▶ _ROWS_:
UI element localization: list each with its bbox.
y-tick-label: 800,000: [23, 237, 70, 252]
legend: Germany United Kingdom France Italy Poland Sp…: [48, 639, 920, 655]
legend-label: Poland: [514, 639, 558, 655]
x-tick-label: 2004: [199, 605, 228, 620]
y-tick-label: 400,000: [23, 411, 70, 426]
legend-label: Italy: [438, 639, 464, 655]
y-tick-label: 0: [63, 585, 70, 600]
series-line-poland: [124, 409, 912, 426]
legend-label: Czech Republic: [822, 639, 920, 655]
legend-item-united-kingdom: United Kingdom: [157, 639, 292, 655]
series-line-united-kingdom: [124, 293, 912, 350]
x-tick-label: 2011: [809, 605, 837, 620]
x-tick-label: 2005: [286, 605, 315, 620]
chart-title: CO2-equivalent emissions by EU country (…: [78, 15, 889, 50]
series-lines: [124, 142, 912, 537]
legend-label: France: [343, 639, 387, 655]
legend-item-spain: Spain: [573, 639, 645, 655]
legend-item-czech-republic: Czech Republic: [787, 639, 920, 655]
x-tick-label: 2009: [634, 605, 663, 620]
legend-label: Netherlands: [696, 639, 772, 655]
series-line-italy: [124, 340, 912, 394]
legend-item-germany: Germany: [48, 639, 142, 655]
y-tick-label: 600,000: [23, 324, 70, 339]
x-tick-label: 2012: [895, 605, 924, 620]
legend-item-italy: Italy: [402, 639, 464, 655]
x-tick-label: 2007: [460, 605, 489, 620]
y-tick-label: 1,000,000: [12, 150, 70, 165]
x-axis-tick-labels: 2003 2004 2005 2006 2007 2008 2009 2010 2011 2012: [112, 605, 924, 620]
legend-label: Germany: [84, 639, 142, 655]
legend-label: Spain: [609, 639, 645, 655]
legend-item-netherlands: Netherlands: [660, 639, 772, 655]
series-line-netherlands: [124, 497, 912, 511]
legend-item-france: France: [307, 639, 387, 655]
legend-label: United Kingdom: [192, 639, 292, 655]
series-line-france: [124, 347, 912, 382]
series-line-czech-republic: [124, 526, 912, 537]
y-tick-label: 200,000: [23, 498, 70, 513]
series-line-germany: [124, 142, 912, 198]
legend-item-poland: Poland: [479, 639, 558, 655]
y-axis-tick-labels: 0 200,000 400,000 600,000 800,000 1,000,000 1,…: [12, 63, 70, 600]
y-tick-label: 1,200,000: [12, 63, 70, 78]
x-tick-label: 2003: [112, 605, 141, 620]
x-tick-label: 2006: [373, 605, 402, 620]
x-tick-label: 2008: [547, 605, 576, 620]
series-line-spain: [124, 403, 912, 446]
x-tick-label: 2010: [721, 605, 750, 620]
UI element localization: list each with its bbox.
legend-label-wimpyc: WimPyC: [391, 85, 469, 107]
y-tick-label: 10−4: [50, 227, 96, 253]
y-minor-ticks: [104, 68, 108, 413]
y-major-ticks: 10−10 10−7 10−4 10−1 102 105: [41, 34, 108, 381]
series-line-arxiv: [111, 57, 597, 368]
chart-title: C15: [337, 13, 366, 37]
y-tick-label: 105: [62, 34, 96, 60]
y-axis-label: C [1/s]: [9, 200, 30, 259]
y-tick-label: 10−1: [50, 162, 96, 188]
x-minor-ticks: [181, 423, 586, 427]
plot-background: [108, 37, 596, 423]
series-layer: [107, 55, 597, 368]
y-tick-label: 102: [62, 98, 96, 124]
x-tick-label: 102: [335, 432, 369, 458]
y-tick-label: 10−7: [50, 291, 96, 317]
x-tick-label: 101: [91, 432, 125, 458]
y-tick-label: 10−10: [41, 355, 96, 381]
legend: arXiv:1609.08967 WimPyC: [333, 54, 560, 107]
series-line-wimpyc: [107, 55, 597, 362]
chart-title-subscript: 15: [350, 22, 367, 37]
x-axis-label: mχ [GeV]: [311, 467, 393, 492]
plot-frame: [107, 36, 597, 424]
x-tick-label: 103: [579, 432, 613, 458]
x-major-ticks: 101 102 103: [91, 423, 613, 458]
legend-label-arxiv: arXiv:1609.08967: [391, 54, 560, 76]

▶ _EXERCISE GOAL_: Arrange every line of the listing above as a JSON array of strings, one string per line, leaving out any blank lines.

▶ _ANSWER TO THIS TASK_:
[
  "UI element localization: list each with its bbox.",
  "y-tick-label: 800,000: [23, 237, 70, 252]",
  "legend: Germany United Kingdom France Italy Poland Sp…: [48, 639, 920, 655]",
  "legend-label: Poland: [514, 639, 558, 655]",
  "x-tick-label: 2004: [199, 605, 228, 620]",
  "y-tick-label: 400,000: [23, 411, 70, 426]",
  "legend-label: Italy: [438, 639, 464, 655]",
  "y-tick-label: 0: [63, 585, 70, 600]",
  "series-line-poland: [124, 409, 912, 426]",
  "legend-label: Czech Republic: [822, 639, 920, 655]",
  "legend-item-united-kingdom: United Kingdom: [157, 639, 292, 655]",
  "series-line-united-kingdom: [124, 293, 912, 350]",
  "x-tick-label: 2011: [809, 605, 837, 620]",
  "x-tick-label: 2005: [286, 605, 315, 620]",
  "chart-title: CO2-equivalent emissions by EU country (…: [78, 15, 889, 50]",
  "series-lines: [124, 142, 912, 537]",
  "legend-label: France: [343, 639, 387, 655]",
  "legend-item-spain: Spain: [573, 639, 645, 655]",
  "legend-item-czech-republic: Czech Republic: [787, 639, 920, 655]",
  "x-tick-label: 2009: [634, 605, 663, 620]",
  "legend-label: Netherlands: [696, 639, 772, 655]",
  "series-line-italy: [124, 340, 912, 394]",
  "legend-item-germany: Germany: [48, 639, 142, 655]",
  "y-tick-label: 600,000: [23, 324, 70, 339]",
  "x-tick-label: 2012: [895, 605, 924, 620]",
  "legend-item-italy: Italy: [402, 639, 464, 655]",
  "x-tick-label: 2007: [460, 605, 489, 620]",
  "y-tick-label: 1,000,000: [12, 150, 70, 165]",
  "x-axis-tick-labels: 2003 2004 2005 2006 2007 2008 2009 2010 2011 2012: [112, 605, 924, 620]",
  "legend-label: Germany: [84, 639, 142, 655]",
  "legend-label: Spain: [609, 639, 645, 655]",
  "legend-item-netherlands: Netherlands: [660, 639, 772, 655]",
  "series-line-netherlands: [124, 497, 912, 511]",
  "legend-item-france: France: [307, 639, 387, 655]",
  "legend-label: United Kingdom: [192, 639, 292, 655]",
  "series-line-france: [124, 347, 912, 382]",
  "series-line-czech-republic: [124, 526, 912, 537]",
  "y-tick-label: 200,000: [23, 498, 70, 513]",
  "series-line-germany: [124, 142, 912, 198]",
  "legend-item-poland: Poland: [479, 639, 558, 655]",
  "y-axis-tick-labels: 0 200,000 400,000 600,000 800,000 1,000,000 1,…: [12, 63, 70, 600]",
  "y-tick-label: 1,200,000: [12, 63, 70, 78]",
  "x-tick-label: 2003: [112, 605, 141, 620]",
  "x-tick-label: 2006: [373, 605, 402, 620]",
  "x-tick-label: 2008: [547, 605, 576, 620]",
  "series-line-spain: [124, 403, 912, 446]",
  "x-tick-label: 2010: [721, 605, 750, 620]",
  "UI element localization: list each with its bbox.",
  "legend-label-wimpyc: WimPyC: [391, 85, 469, 107]",
  "y-tick-label: 10−4: [50, 227, 96, 253]",
  "y-minor-ticks: [104, 68, 108, 413]",
  "y-major-ticks: 10−10 10−7 10−4 10−1 102 105: [41, 34, 108, 381]",
  "series-line-arxiv: [111, 57, 597, 368]",
  "chart-title: C15: [337, 13, 366, 37]",
  "y-tick-label: 105: [62, 34, 96, 60]",
  "y-axis-label: C [1/s]: [9, 200, 30, 259]",
  "y-tick-label: 10−1: [50, 162, 96, 188]",
  "x-minor-ticks: [181, 423, 586, 427]",
  "plot-background: [108, 37, 596, 423]",
  "series-layer: [107, 55, 597, 368]",
  "y-tick-label: 102: [62, 98, 96, 124]",
  "x-tick-label: 102: [335, 432, 369, 458]",
  "y-tick-label: 10−7: [50, 291, 96, 317]",
  "x-tick-label: 101: [91, 432, 125, 458]",
  "y-tick-label: 10−10: [41, 355, 96, 381]",
  "legend: arXiv:1609.08967 WimPyC: [333, 54, 560, 107]",
  "series-line-wimpyc: [107, 55, 597, 362]",
  "chart-title-subscript: 15: [350, 22, 367, 37]",
  "x-axis-label: mχ [GeV]: [311, 467, 393, 492]",
  "plot-frame: [107, 36, 597, 424]",
  "x-tick-label: 103: [579, 432, 613, 458]",
  "x-major-ticks: 101 102 103: [91, 423, 613, 458]",
  "legend-label-arxiv: arXiv:1609.08967: [391, 54, 560, 76]"
]